Data records:

<<<<

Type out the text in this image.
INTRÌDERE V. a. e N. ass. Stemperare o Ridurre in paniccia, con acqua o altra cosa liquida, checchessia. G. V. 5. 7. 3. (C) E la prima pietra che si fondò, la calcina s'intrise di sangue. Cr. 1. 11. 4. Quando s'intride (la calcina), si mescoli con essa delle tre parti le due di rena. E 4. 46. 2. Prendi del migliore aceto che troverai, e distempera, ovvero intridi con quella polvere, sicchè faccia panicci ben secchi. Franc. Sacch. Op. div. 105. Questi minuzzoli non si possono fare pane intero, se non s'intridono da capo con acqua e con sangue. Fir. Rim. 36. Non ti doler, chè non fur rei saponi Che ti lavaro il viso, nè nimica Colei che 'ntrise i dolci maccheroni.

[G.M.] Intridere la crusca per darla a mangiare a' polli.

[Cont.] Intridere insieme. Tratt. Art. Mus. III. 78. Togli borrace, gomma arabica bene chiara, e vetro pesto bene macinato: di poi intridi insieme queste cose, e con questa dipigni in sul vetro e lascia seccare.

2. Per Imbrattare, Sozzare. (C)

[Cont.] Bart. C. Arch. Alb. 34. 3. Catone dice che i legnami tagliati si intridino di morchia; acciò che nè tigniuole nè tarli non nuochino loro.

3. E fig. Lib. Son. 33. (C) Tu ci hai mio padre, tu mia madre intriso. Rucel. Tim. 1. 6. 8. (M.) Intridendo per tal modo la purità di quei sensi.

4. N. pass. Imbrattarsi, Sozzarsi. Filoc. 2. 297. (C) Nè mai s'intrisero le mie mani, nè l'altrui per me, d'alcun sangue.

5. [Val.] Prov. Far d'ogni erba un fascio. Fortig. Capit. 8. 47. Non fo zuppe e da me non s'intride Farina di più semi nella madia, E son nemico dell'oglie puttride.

>>>>

Written exercise: Write the listing out again, exactly as shown above.

Worked answer:
Type out the text in this image.
INTRÌDERE V. a. e N. ass. Stemperare o Ridurre in paniccia, con acqua o altra cosa liquida, checchessia. G. V. 5. 7. 3. (C) E la prima pietra che si fondò, la calcina s'intrise di sangue. Cr. 1. 11. 4. Quando s'intride (la calcina), si mescoli con essa delle tre parti le due di rena. E 4. 46. 2. Prendi del migliore aceto che troverai, e distempera, ovvero intridi con quella polvere, sicchè faccia panicci ben secchi. Franc. Sacch. Op. div. 105. Questi minuzzoli non si possono fare pane intero, se non s'intridono da capo con acqua e con sangue. Fir. Rim. 36. Non ti doler, chè non fur rei saponi Che ti lavaro il viso, nè nimica Colei che 'ntrise i dolci maccheroni.

[G.M.] Intridere la crusca per darla a mangiare a' polli.

[Cont.] Intridere insieme. Tratt. Art. Mus. III. 78. Togli borrace, gomma arabica bene chiara, e vetro pesto bene macinato: di poi intridi insieme queste cose, e con questa dipigni in sul vetro e lascia seccare.

2. Per Imbrattare, Sozzare. (C)

[Cont.] Bart. C. Arch. Alb. 34. 3. Catone dice che i legnami tagliati si intridino di morchia; acciò che nè tigniuole nè tarli non nuochino loro.

3. E fig. Lib. Son. 33. (C) Tu ci hai mio padre, tu mia madre intriso. Rucel. Tim. 1. 6. 8. (M.) Intridendo per tal modo la purità di quei sensi.

4. N. pass. Imbrattarsi, Sozzarsi. Filoc. 2. 297. (C) Nè mai s'intrisero le mie mani, nè l'altrui per me, d'alcun sangue.

5. [Val.] Prov. Far d'ogni erba un fascio. Fortig. Capit. 8. 47. Non fo zuppe e da me non s'intride Farina di più semi nella madia, E son nemico dell'oglie puttride.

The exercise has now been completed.